Return all lines where the word "Diciembre" can be found.
..........
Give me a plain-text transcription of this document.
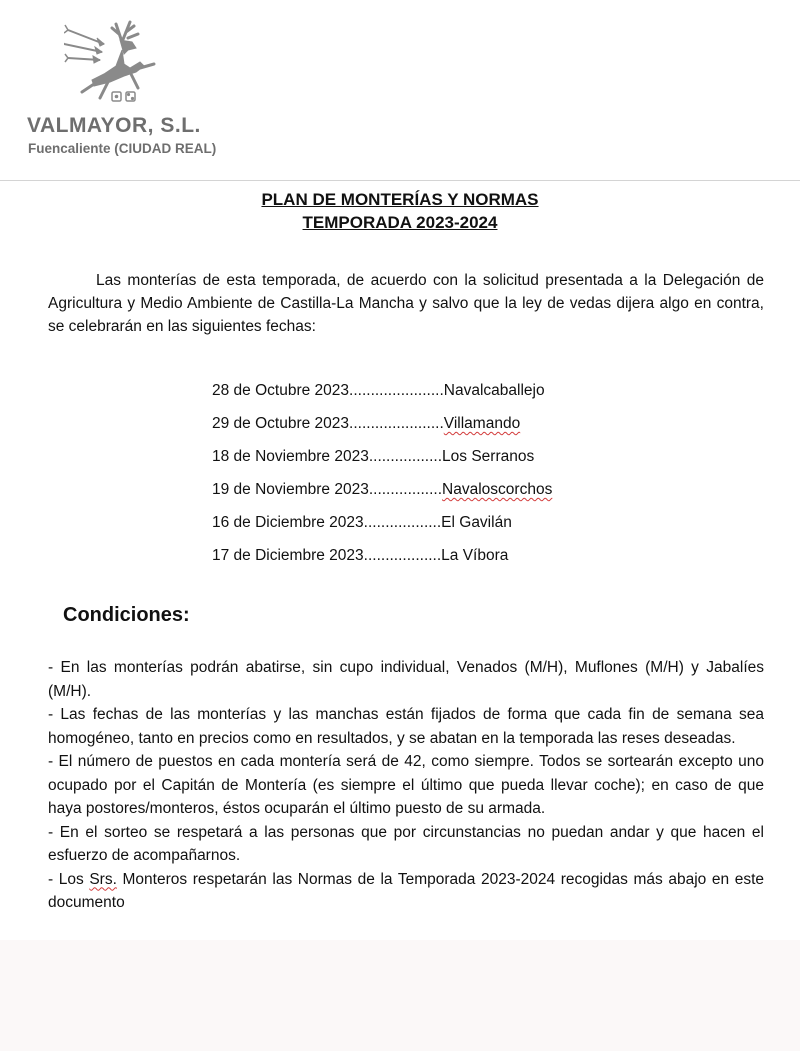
VALMAYOR, S.L.
Fuencaliente (CIUDAD REAL)
PLAN DE MONTERÍAS Y NORMAS
TEMPORADA 2023-2024

Las monterías de esta temporada, de acuerdo con la solicitud presentada a la Delegación de Agricultura y Medio Ambiente de Castilla-La Mancha y salvo que la ley de vedas dijera algo en contra, se celebrarán en las siguientes fechas:

28 de Octubre 2023......................Navalcaballejo
29 de Octubre 2023......................Villamando
18 de Noviembre 2023.................Los Serranos
19 de Noviembre 2023.................Navaloscorchos
16 de Diciembre 2023..................El Gavilán
17 de Diciembre 2023..................La Víbora
Condiciones:

- En las monterías podrán abatirse, sin cupo individual, Venados (M/H), Muflones (M/H) y Jabalíes (M/H).

- Las fechas de las monterías y las manchas están fijados de forma que cada fin de semana sea homogéneo, tanto en precios como en resultados, y se abatan en la temporada las reses deseadas.

- El número de puestos en cada montería será de 42, como siempre. Todos se sortearán excepto uno ocupado por el Capitán de Montería (es siempre el último que pueda llevar coche); en caso de que haya postores/monteros, éstos ocuparán el último puesto de su armada.

- En el sorteo se respetará a las personas que por circunstancias no puedan andar y que hacen el esfuerzo de acompañarnos.

- Los Srs. Monteros respetarán las Normas de la Temporada 2023-2024 recogidas más abajo en este documento
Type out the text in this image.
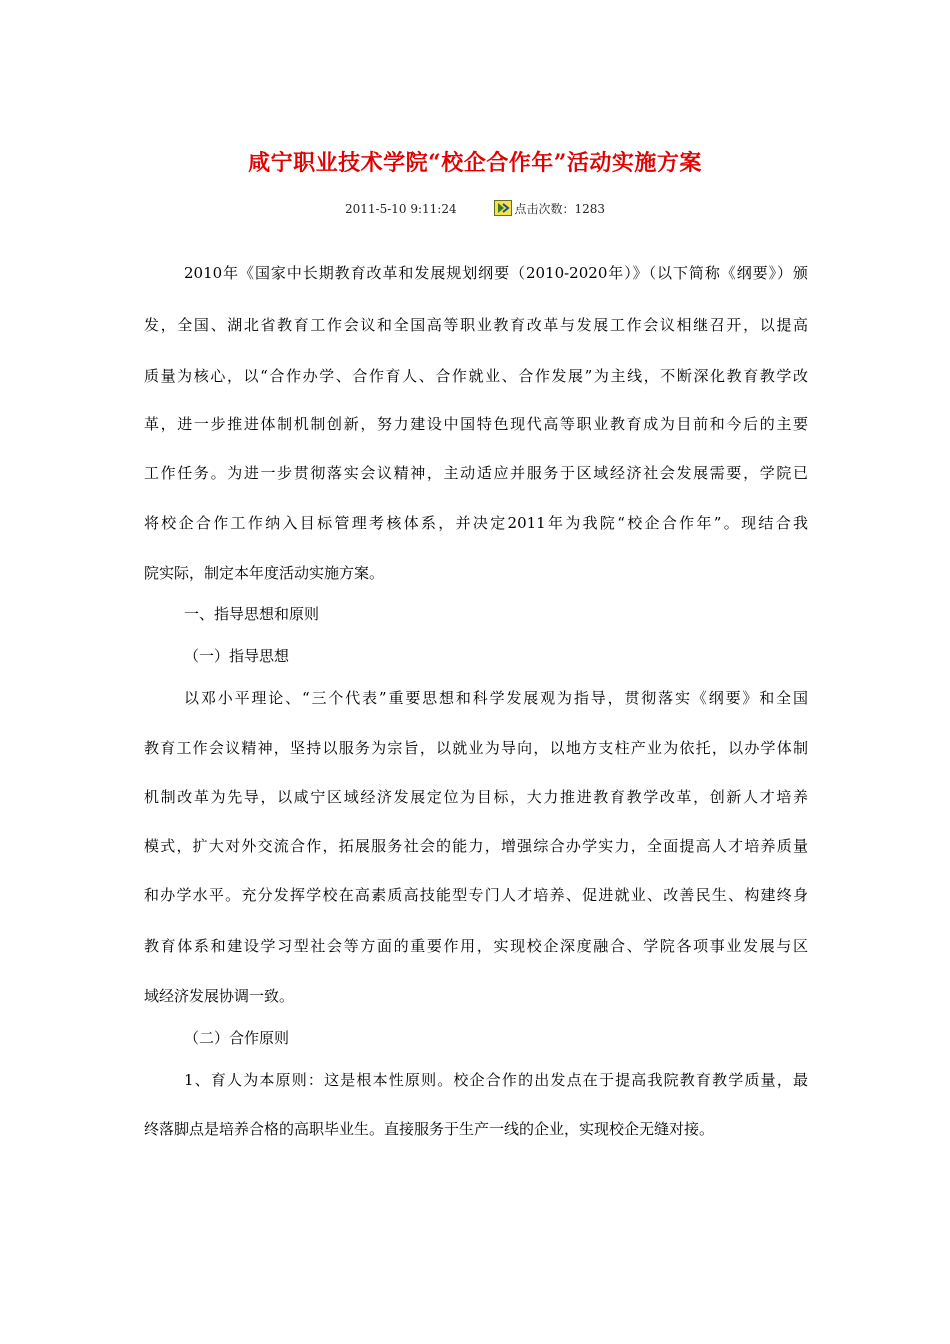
咸宁职业技术学院“校企合作年”活动实施方案
2011-5-10 9:11:24	点击次数：1283
2010年《国家中长期教育改革和发展规划纲要（2010-2020年）》（以下简称《纲要》）颁
发，全国、湖北省教育工作会议和全国高等职业教育改革与发展工作会议相继召开，以提高
质量为核心，以“合作办学、合作育人、合作就业、合作发展”为主线，不断深化教育教学改
革，进一步推进体制机制创新，努力建设中国特色现代高等职业教育成为目前和今后的主要
工作任务。为进一步贯彻落实会议精神，主动适应并服务于区域经济社会发展需要，学院已
将校企合作工作纳入目标管理考核体系，并决定2011年为我院“校企合作年”。现结合我
院实际，制定本年度活动实施方案。
一、指导思想和原则
（一）指导思想
以邓小平理论、“三个代表”重要思想和科学发展观为指导，贯彻落实《纲要》和全国
教育工作会议精神，坚持以服务为宗旨，以就业为导向，以地方支柱产业为依托，以办学体制
机制改革为先导，以咸宁区域经济发展定位为目标，大力推进教育教学改革，创新人才培养
模式，扩大对外交流合作，拓展服务社会的能力，增强综合办学实力，全面提高人才培养质量
和办学水平。充分发挥学校在高素质高技能型专门人才培养、促进就业、改善民生、构建终身
教育体系和建设学习型社会等方面的重要作用，实现校企深度融合、学院各项事业发展与区
域经济发展协调一致。
（二）合作原则
1、育人为本原则：这是根本性原则。校企合作的出发点在于提高我院教育教学质量，最
终落脚点是培养合格的高职毕业生。直接服务于生产一线的企业，实现校企无缝对接。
..........
## [OUTPUT BELOW]
16 de Diciembre 2023..................El Gavilán
17 de Diciembre 2023..................La Víbora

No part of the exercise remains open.